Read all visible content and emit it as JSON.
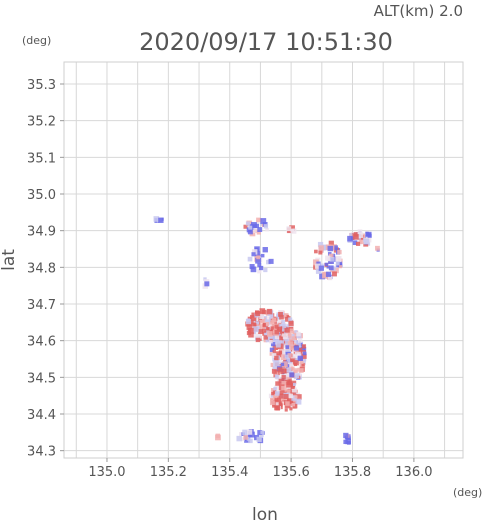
{
  "alt_label": "ALT(km) 2.0",
  "timestamp": "2020/09/17 10:51:30",
  "unit_y": "(deg)",
  "unit_x": "(deg)",
  "chart_data": {
    "type": "scatter",
    "xlabel": "lon",
    "ylabel": "lat",
    "xlim": [
      134.86,
      136.16
    ],
    "ylim": [
      34.28,
      35.36
    ],
    "xticks": [
      "135.0",
      "135.2",
      "135.4",
      "135.6",
      "135.8",
      "136.0"
    ],
    "yticks": [
      "34.3",
      "34.4",
      "34.5",
      "34.6",
      "34.7",
      "34.8",
      "34.9",
      "35.0",
      "35.1",
      "35.2",
      "35.3"
    ],
    "grid": true,
    "colors": {
      "positive": "#e06060",
      "negative": "#6a6ae8",
      "neutral": "#c8c8f0"
    },
    "clusters": [
      {
        "lon": 135.59,
        "lat": 34.56,
        "rx": 0.055,
        "ry": 0.08,
        "count": 260,
        "bias": 0.1
      },
      {
        "lon": 135.58,
        "lat": 34.45,
        "rx": 0.05,
        "ry": 0.04,
        "count": 110,
        "bias": 0.55
      },
      {
        "lon": 135.53,
        "lat": 34.64,
        "rx": 0.075,
        "ry": 0.045,
        "count": 170,
        "bias": 0.4
      },
      {
        "lon": 135.72,
        "lat": 34.82,
        "rx": 0.045,
        "ry": 0.05,
        "count": 70,
        "bias": -0.3
      },
      {
        "lon": 135.83,
        "lat": 34.88,
        "rx": 0.04,
        "ry": 0.02,
        "count": 40,
        "bias": -0.1
      },
      {
        "lon": 135.49,
        "lat": 34.91,
        "rx": 0.04,
        "ry": 0.02,
        "count": 25,
        "bias": 0.0
      },
      {
        "lon": 135.5,
        "lat": 34.82,
        "rx": 0.035,
        "ry": 0.035,
        "count": 25,
        "bias": -0.6
      },
      {
        "lon": 135.47,
        "lat": 34.34,
        "rx": 0.05,
        "ry": 0.015,
        "count": 25,
        "bias": -0.5
      },
      {
        "lon": 135.6,
        "lat": 34.9,
        "rx": 0.01,
        "ry": 0.01,
        "count": 6,
        "bias": 0.8
      },
      {
        "lon": 135.17,
        "lat": 34.93,
        "rx": 0.01,
        "ry": 0.01,
        "count": 5,
        "bias": -0.9
      },
      {
        "lon": 135.78,
        "lat": 34.33,
        "rx": 0.012,
        "ry": 0.012,
        "count": 8,
        "bias": -0.4
      },
      {
        "lon": 135.32,
        "lat": 34.76,
        "rx": 0.008,
        "ry": 0.012,
        "count": 4,
        "bias": -0.6
      },
      {
        "lon": 135.88,
        "lat": 34.85,
        "rx": 0.005,
        "ry": 0.005,
        "count": 2,
        "bias": -0.7
      },
      {
        "lon": 135.36,
        "lat": 34.34,
        "rx": 0.005,
        "ry": 0.005,
        "count": 2,
        "bias": 0.7
      }
    ]
  }
}
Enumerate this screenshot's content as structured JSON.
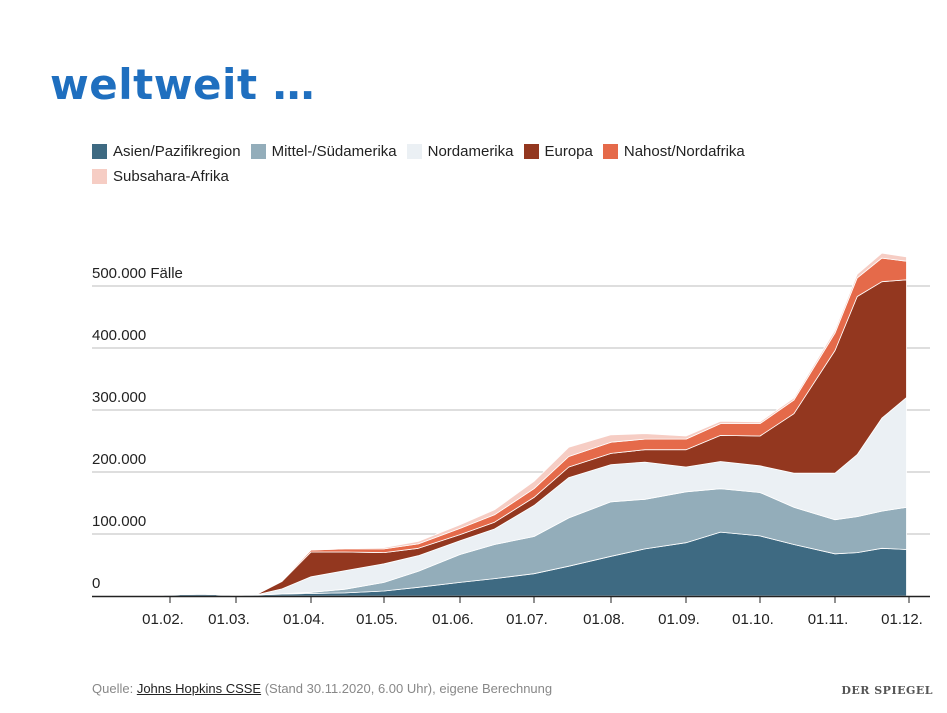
::::::::
What is asked
Reproduce the material above in full and without alteration, but skip all pictures.

Output for this task
Read all visible content and emit it as JSON.
{
  "alt_label": "ALT(km) 2.0",
  "timestamp": "2020/09/17 10:51:30",
  "unit_y": "(deg)",
  "unit_x": "(deg)",
  "chart_data": {
    "type": "scatter",
    "xlabel": "lon",
    "ylabel": "lat",
    "xlim": [
      134.86,
      136.16
    ],
    "ylim": [
      34.28,
      35.36
    ],
    "xticks": [
      "135.0",
      "135.2",
      "135.4",
      "135.6",
      "135.8",
      "136.0"
    ],
    "yticks": [
      "34.3",
      "34.4",
      "34.5",
      "34.6",
      "34.7",
      "34.8",
      "34.9",
      "35.0",
      "35.1",
      "35.2",
      "35.3"
    ],
    "grid": true,
    "colors": {
      "positive": "#e06060",
      "negative": "#6a6ae8",
      "neutral": "#c8c8f0"
    },
    "clusters": [
      {
        "lon": 135.59,
        "lat": 34.56,
        "rx": 0.055,
        "ry": 0.08,
        "count": 260,
        "bias": 0.1
      },
      {
        "lon": 135.58,
        "lat": 34.45,
        "rx": 0.05,
        "ry": 0.04,
        "count": 110,
        "bias": 0.55
      },
      {
        "lon": 135.53,
        "lat": 34.64,
        "rx": 0.075,
        "ry": 0.045,
        "count": 170,
        "bias": 0.4
      },
      {
        "lon": 135.72,
        "lat": 34.82,
        "rx": 0.045,
        "ry": 0.05,
        "count": 70,
        "bias": -0.3
      },
      {
        "lon": 135.83,
        "lat": 34.88,
        "rx": 0.04,
        "ry": 0.02,
        "count": 40,
        "bias": -0.1
      },
      {
        "lon": 135.49,
        "lat": 34.91,
        "rx": 0.04,
        "ry": 0.02,
        "count": 25,
        "bias": 0.0
      },
      {
        "lon": 135.5,
        "lat": 34.82,
        "rx": 0.035,
        "ry": 0.035,
        "count": 25,
        "bias": -0.6
      },
      {
        "lon": 135.47,
        "lat": 34.34,
        "rx": 0.05,
        "ry": 0.015,
        "count": 25,
        "bias": -0.5
      },
      {
        "lon": 135.6,
        "lat": 34.9,
        "rx": 0.01,
        "ry": 0.01,
        "count": 6,
        "bias": 0.8
      },
      {
        "lon": 135.17,
        "lat": 34.93,
        "rx": 0.01,
        "ry": 0.01,
        "count": 5,
        "bias": -0.9
      },
      {
        "lon": 135.78,
        "lat": 34.33,
        "rx": 0.012,
        "ry": 0.012,
        "count": 8,
        "bias": -0.4
      },
      {
        "lon": 135.32,
        "lat": 34.76,
        "rx": 0.008,
        "ry": 0.012,
        "count": 4,
        "bias": -0.6
      },
      {
        "lon": 135.88,
        "lat": 34.85,
        "rx": 0.005,
        "ry": 0.005,
        "count": 2,
        "bias": -0.7
      },
      {
        "lon": 135.36,
        "lat": 34.34,
        "rx": 0.005,
        "ry": 0.005,
        "count": 2,
        "bias": 0.7
      }
    ]
  }
}
Enumerate this screenshot's content as structured JSON.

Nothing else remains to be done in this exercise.